[Stored data]
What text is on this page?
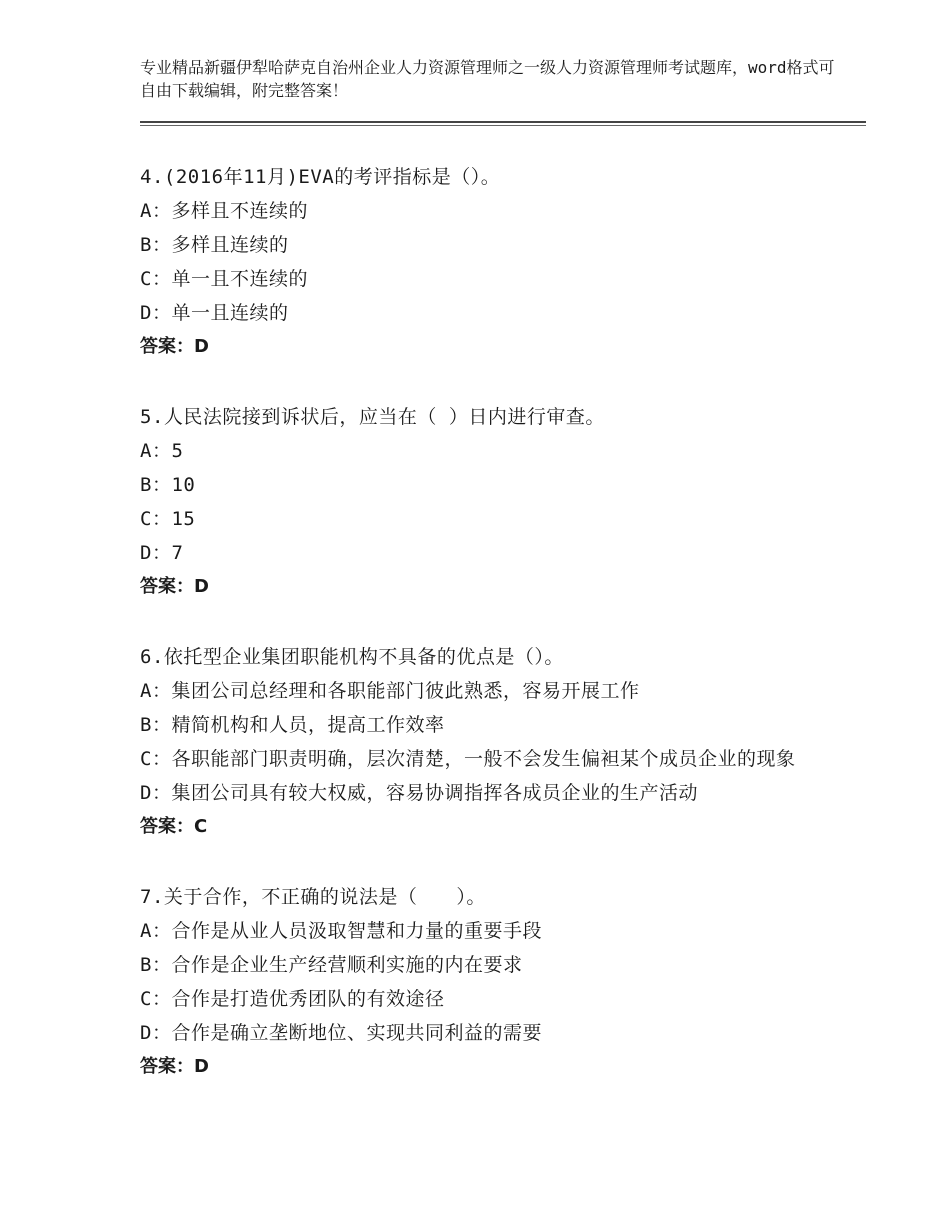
专业精品新疆伊犁哈萨克自治州企业人力资源管理师之一级人力资源管理师考试题库，word格式可自由下载编辑，附完整答案！
4.(2016年11月)EVA的考评指标是（）。
A：多样且不连续的
B：多样且连续的
C：单一且不连续的
D：单一且连续的
答案：D
5.人民法院接到诉状后，应当在（ ）日内进行审查。
A：5
B：10
C：15
D：7
答案：D
6.依托型企业集团职能机构不具备的优点是（）。
A：集团公司总经理和各职能部门彼此熟悉，容易开展工作
B：精简机构和人员，提高工作效率
C：各职能部门职责明确，层次清楚，一般不会发生偏袒某个成员企业的现象
D：集团公司具有较大权威，容易协调指挥各成员企业的生产活动
答案：C
7.关于合作，不正确的说法是（　　）。
A：合作是从业人员汲取智慧和力量的重要手段
B：合作是企业生产经营顺利实施的内在要求
C：合作是打造优秀团队的有效途径
D：合作是确立垄断地位、实现共同利益的需要
答案：D
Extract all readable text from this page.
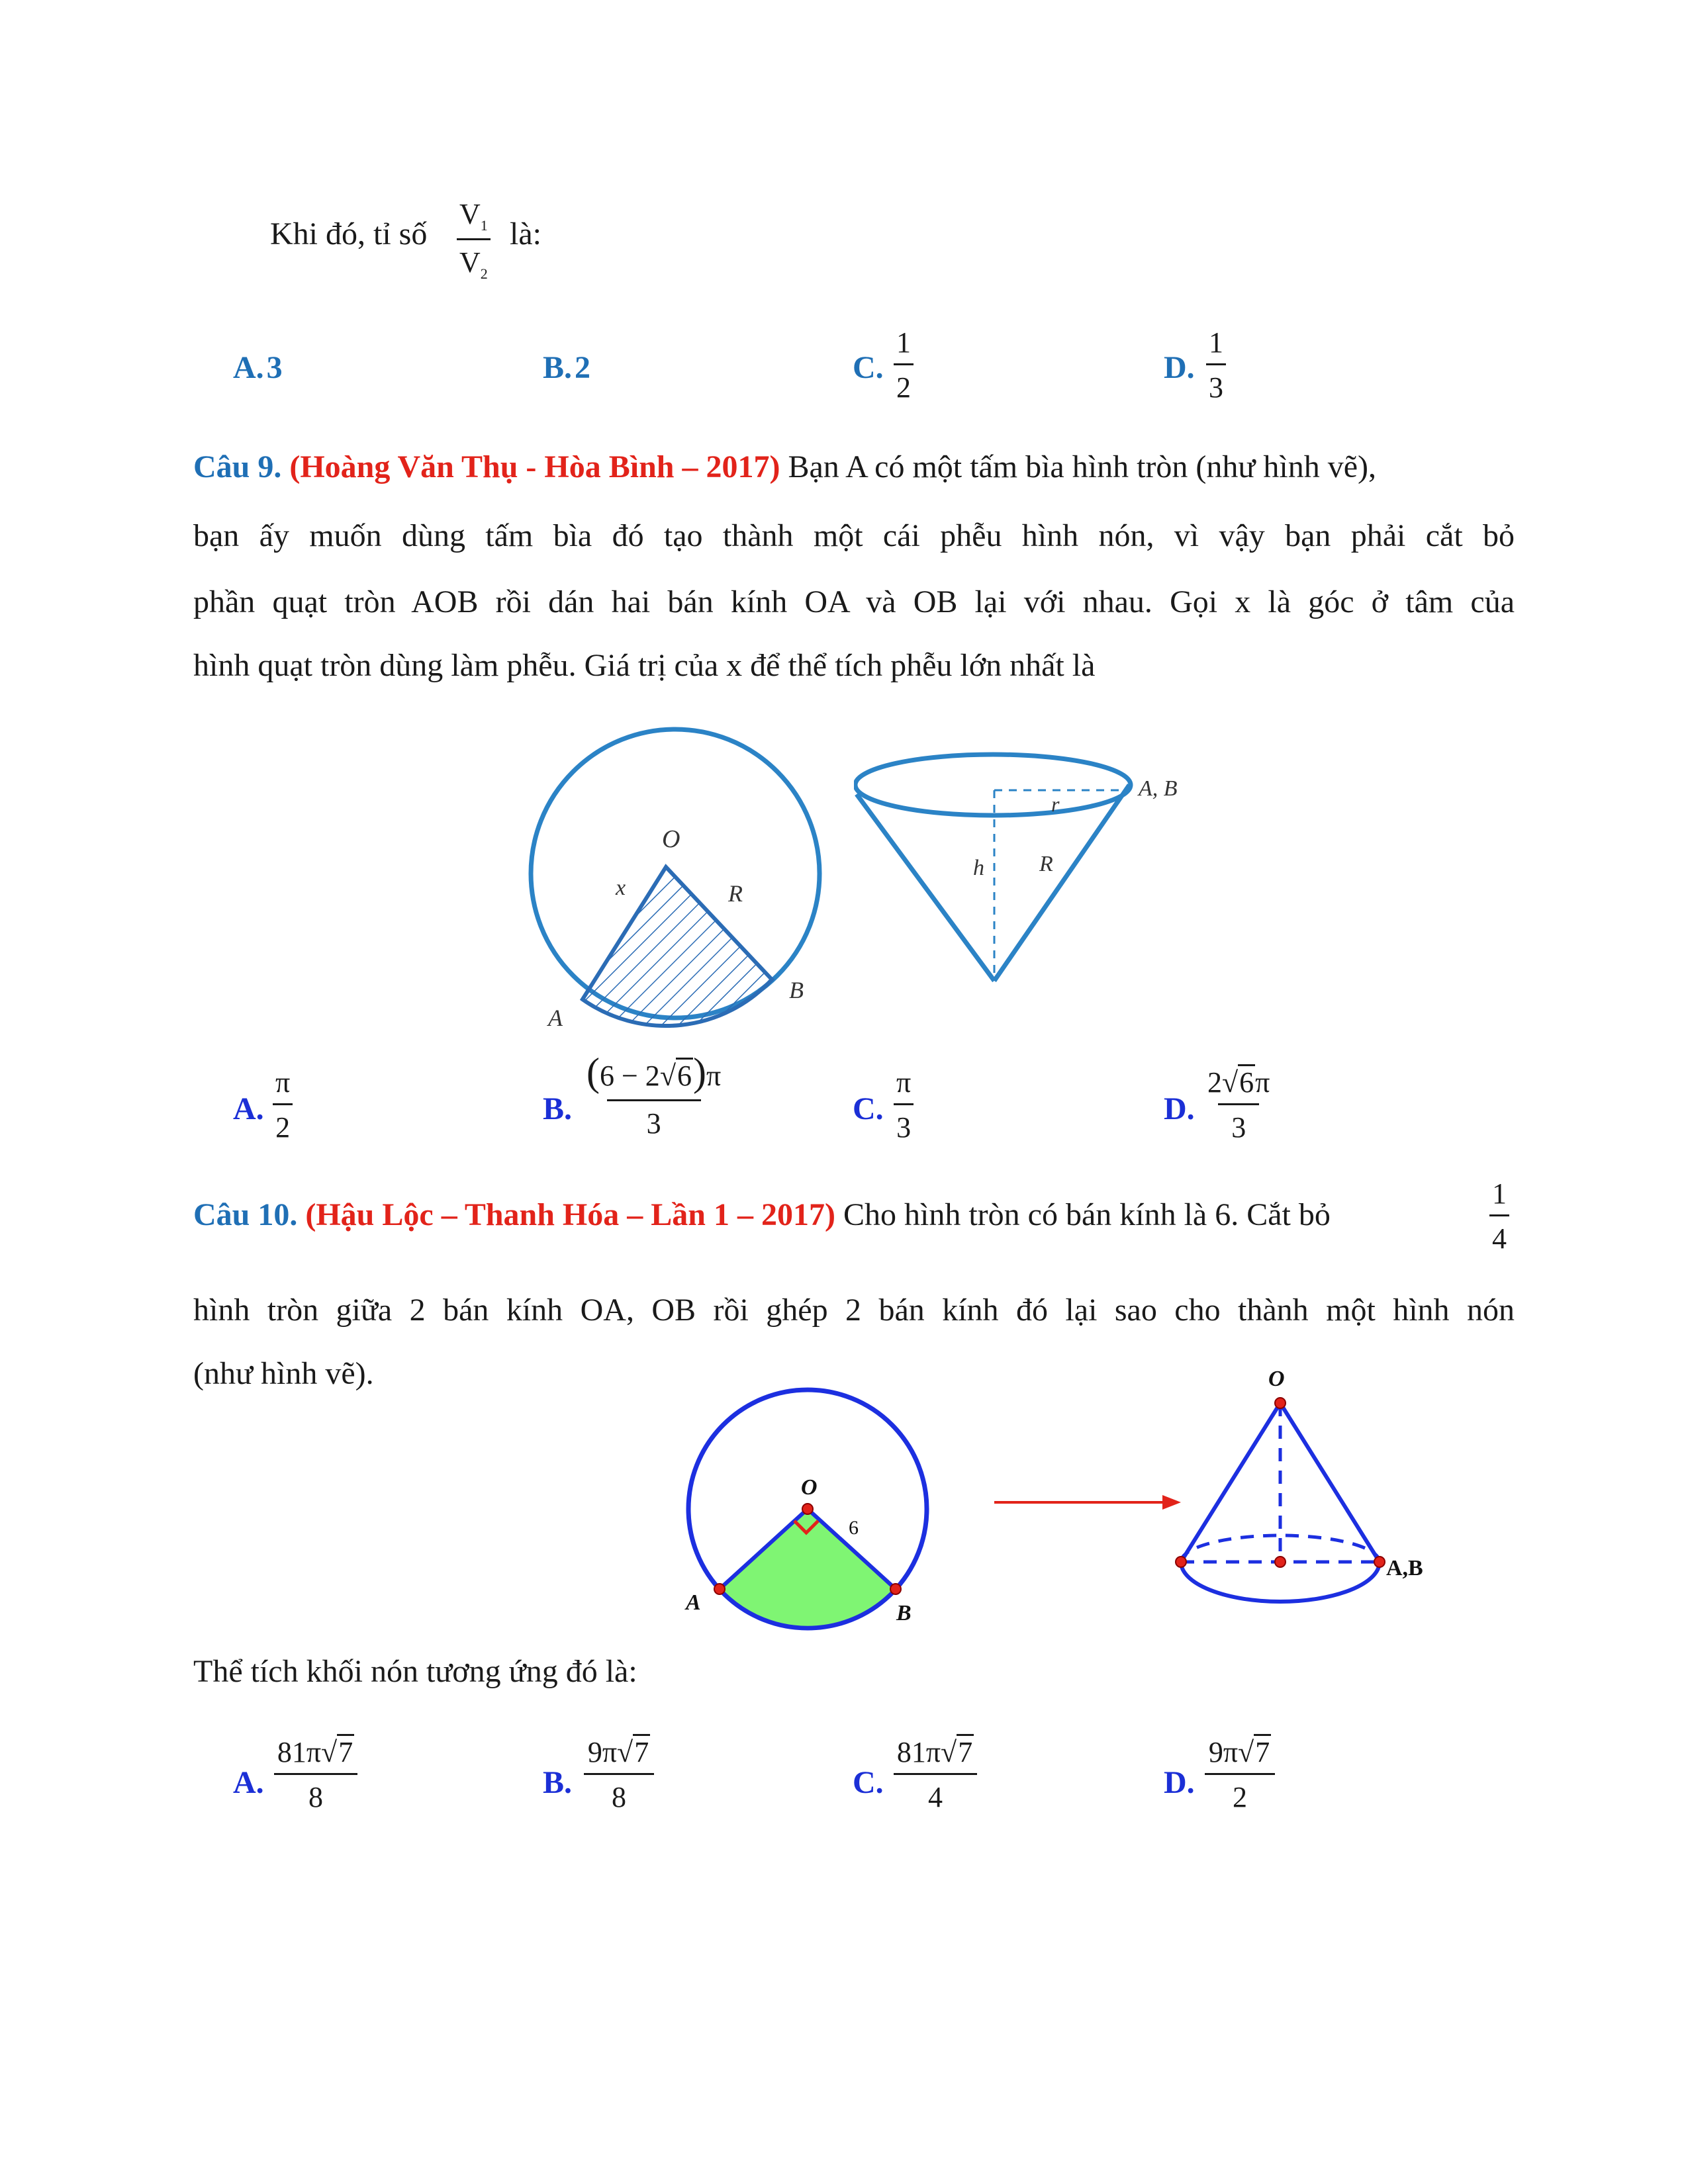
Khi đó, tỉ số $\frac{V_1}{V_2}$ là:
A. 3	B. 2	C. $\frac{1}{2}$	D. $\frac{1}{3}$
Câu 9. (Hoàng Văn Thụ - Hòa Bình – 2017) Bạn A có một tấm bìa hình tròn (như hình vẽ),
bạn ấy muốn dùng tấm bìa đó tạo thành một cái phễu hình nón, vì vậy bạn phải cắt bỏ
phần quạt tròn AOB rồi dán hai bán kính OA và OB lại với nhau. Gọi x là góc ở tâm của
hình quạt tròn dùng làm phễu. Giá trị của x để thể tích phễu lớn nhất là
O
x	R
A
B
A, B
r
h R
A. $\frac{\pi}{2}$	B. $\frac{(6 - 2√6)\pi}{3}$	C. $\frac{\pi}{3}$	D. $\frac{2√6\pi}{3}$
Câu 10. (Hậu Lộc – Thanh Hóa – Lần 1 – 2017) Cho hình tròn có bán kính là 6. Cắt bỏ	$\frac{1}{4}$
hình tròn giữa 2 bán kính OA, OB rồi ghép 2 bán kính đó lại sao cho thành một hình nón
(như hình vẽ).
O
6
A	B
O
A,B
Thể tích khối nón tương ứng đó là:
A. $\frac{81\pi√7}{8}$	B. $\frac{9\pi√7}{8}$	C. $\frac{81\pi√7}{4}$	D. $\frac{9\pi√7}{2}$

§ Given exercise
Reproduce every line precisely as given, omitting all pictures.

§ Exercise output
What text is on this page?
专业精品新疆伊犁哈萨克自治州企业人力资源管理师之一级人力资源管理师考试题库，word格式可自由下载编辑，附完整答案！
4.(2016年11月)EVA的考评指标是（）。
A：多样且不连续的
B：多样且连续的
C：单一且不连续的
D：单一且连续的
答案：D
5.人民法院接到诉状后，应当在（ ）日内进行审查。
A：5
B：10
C：15
D：7
答案：D
6.依托型企业集团职能机构不具备的优点是（）。
A：集团公司总经理和各职能部门彼此熟悉，容易开展工作
B：精简机构和人员，提高工作效率
C：各职能部门职责明确，层次清楚，一般不会发生偏袒某个成员企业的现象
D：集团公司具有较大权威，容易协调指挥各成员企业的生产活动
答案：C
7.关于合作，不正确的说法是（　　）。
A：合作是从业人员汲取智慧和力量的重要手段
B：合作是企业生产经营顺利实施的内在要求
C：合作是打造优秀团队的有效途径
D：合作是确立垄断地位、实现共同利益的需要
答案：D
Extract all readable text from this page.
Khi đó, tỉ số $\frac{V_1}{V_2}$ là:
A. 3	B. 2	C. $\frac{1}{2}$	D. $\frac{1}{3}$
Câu 9. (Hoàng Văn Thụ - Hòa Bình – 2017) Bạn A có một tấm bìa hình tròn (như hình vẽ),
bạn ấy muốn dùng tấm bìa đó tạo thành một cái phễu hình nón, vì vậy bạn phải cắt bỏ
phần quạt tròn AOB rồi dán hai bán kính OA và OB lại với nhau. Gọi x là góc ở tâm của
hình quạt tròn dùng làm phễu. Giá trị của x để thể tích phễu lớn nhất là
O
x	R
A
B
A, B
r
h R
A. $\frac{\pi}{2}$	B. $\frac{(6 - 2√6)\pi}{3}$	C. $\frac{\pi}{3}$	D. $\frac{2√6\pi}{3}$
Câu 10. (Hậu Lộc – Thanh Hóa – Lần 1 – 2017) Cho hình tròn có bán kính là 6. Cắt bỏ	$\frac{1}{4}$
hình tròn giữa 2 bán kính OA, OB rồi ghép 2 bán kính đó lại sao cho thành một hình nón
(như hình vẽ).
O
6
A	B
O
A,B
Thể tích khối nón tương ứng đó là:
A. $\frac{81\pi√7}{8}$	B. $\frac{9\pi√7}{8}$	C. $\frac{81\pi√7}{4}$	D. $\frac{9\pi√7}{2}$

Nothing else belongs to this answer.